*DATA EXCERPTS*:
+ + +

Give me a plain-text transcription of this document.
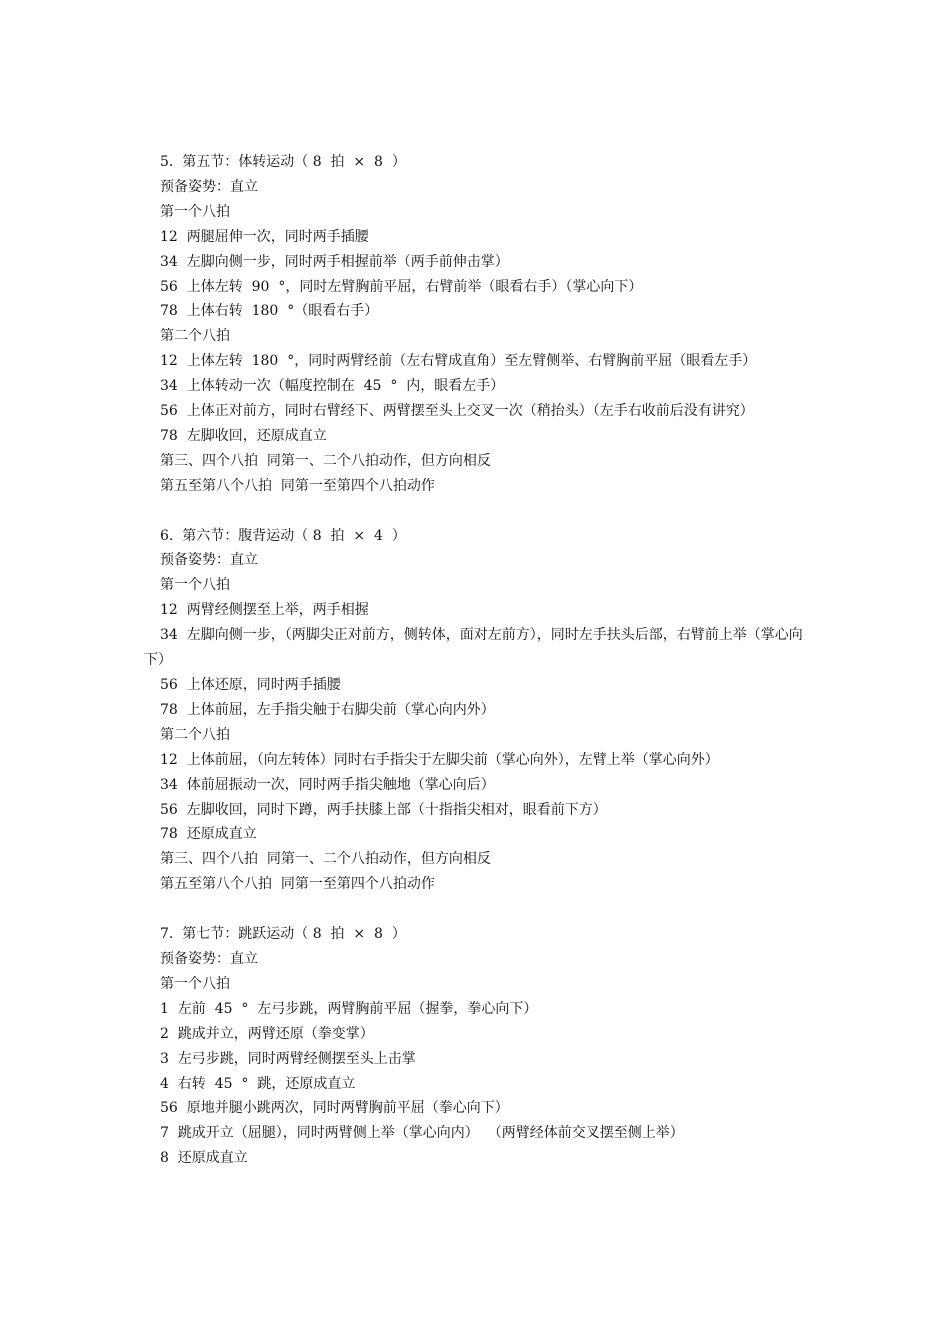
5.  第五节：体转运动（ 8  拍  ×  8  ）
预备姿势：直立
第一个八拍
12  两腿屈伸一次，同时两手插腰
34  左脚向侧一步，同时两手相握前举（两手前伸击掌）
56  上体左转  90  °，同时左臂胸前平屈，右臂前举（眼看右手）（掌心向下）
78  上体右转  180  °（眼看右手）
第二个八拍
12  上体左转  180  °，同时两臂经前（左右臂成直角）至左臂侧举、右臂胸前平屈（眼看左手）
34  上体转动一次（幅度控制在  45  °  内，眼看左手）
56  上体正对前方，同时右臂经下、两臂摆至头上交叉一次（稍抬头）（左手右收前后没有讲究）
78  左脚收回，还原成直立
第三、四个八拍  同第一、二个八拍动作，但方向相反
第五至第八个八拍  同第一至第四个八拍动作
6.  第六节：腹背运动（ 8  拍  ×  4  ）
预备姿势：直立
第一个八拍
12  两臂经侧摆至上举，两手相握
34  左脚向侧一步，（两脚尖正对前方，侧转体，面对左前方），同时左手扶头后部，右臂前上举（掌心向下）
56  上体还原，同时两手插腰
78  上体前屈，左手指尖触于右脚尖前（掌心向内外）
第二个八拍
12  上体前屈，（向左转体）同时右手指尖于左脚尖前（掌心向外），左臂上举（掌心向外）
34  体前屈振动一次，同时两手指尖触地（掌心向后）
56  左脚收回，同时下蹲，两手扶膝上部（十指指尖相对，眼看前下方）
78  还原成直立
第三、四个八拍  同第一、二个八拍动作，但方向相反
第五至第八个八拍  同第一至第四个八拍动作
7.  第七节：跳跃运动（ 8  拍  ×  8  ）
预备姿势：直立
第一个八拍
1  左前  45  °  左弓步跳，两臂胸前平屈（握拳，拳心向下）
2  跳成并立，两臂还原（拳变掌）
3  左弓步跳，同时两臂经侧摆至头上击掌
4  右转  45  °  跳，还原成直立
56  原地并腿小跳两次，同时两臂胸前平屈（拳心向下）
7  跳成开立（屈腿），同时两臂侧上举（掌心向内）  （两臂经体前交叉摆至侧上举）
8  还原成直立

+ + +

*WHAT THE EXERCISE ASKS*: Set down the material above as is, without any pictures.

*REPLY*:
Give me a plain-text transcription of this document.
5.  第五节：体转运动（ 8  拍  ×  8  ）
预备姿势：直立
第一个八拍
12  两腿屈伸一次，同时两手插腰
34  左脚向侧一步，同时两手相握前举（两手前伸击掌）
56  上体左转  90  °，同时左臂胸前平屈，右臂前举（眼看右手）（掌心向下）
78  上体右转  180  °（眼看右手）
第二个八拍
12  上体左转  180  °，同时两臂经前（左右臂成直角）至左臂侧举、右臂胸前平屈（眼看左手）
34  上体转动一次（幅度控制在  45  °  内，眼看左手）
56  上体正对前方，同时右臂经下、两臂摆至头上交叉一次（稍抬头）（左手右收前后没有讲究）
78  左脚收回，还原成直立
第三、四个八拍  同第一、二个八拍动作，但方向相反
第五至第八个八拍  同第一至第四个八拍动作
6.  第六节：腹背运动（ 8  拍  ×  4  ）
预备姿势：直立
第一个八拍
12  两臂经侧摆至上举，两手相握
34  左脚向侧一步，（两脚尖正对前方，侧转体，面对左前方），同时左手扶头后部，右臂前上举（掌心向下）
56  上体还原，同时两手插腰
78  上体前屈，左手指尖触于右脚尖前（掌心向内外）
第二个八拍
12  上体前屈，（向左转体）同时右手指尖于左脚尖前（掌心向外），左臂上举（掌心向外）
34  体前屈振动一次，同时两手指尖触地（掌心向后）
56  左脚收回，同时下蹲，两手扶膝上部（十指指尖相对，眼看前下方）
78  还原成直立
第三、四个八拍  同第一、二个八拍动作，但方向相反
第五至第八个八拍  同第一至第四个八拍动作
7.  第七节：跳跃运动（ 8  拍  ×  8  ）
预备姿势：直立
第一个八拍
1  左前  45  °  左弓步跳，两臂胸前平屈（握拳，拳心向下）
2  跳成并立，两臂还原（拳变掌）
3  左弓步跳，同时两臂经侧摆至头上击掌
4  右转  45  °  跳，还原成直立
56  原地并腿小跳两次，同时两臂胸前平屈（拳心向下）
7  跳成开立（屈腿），同时两臂侧上举（掌心向内）  （两臂经体前交叉摆至侧上举）
8  还原成直立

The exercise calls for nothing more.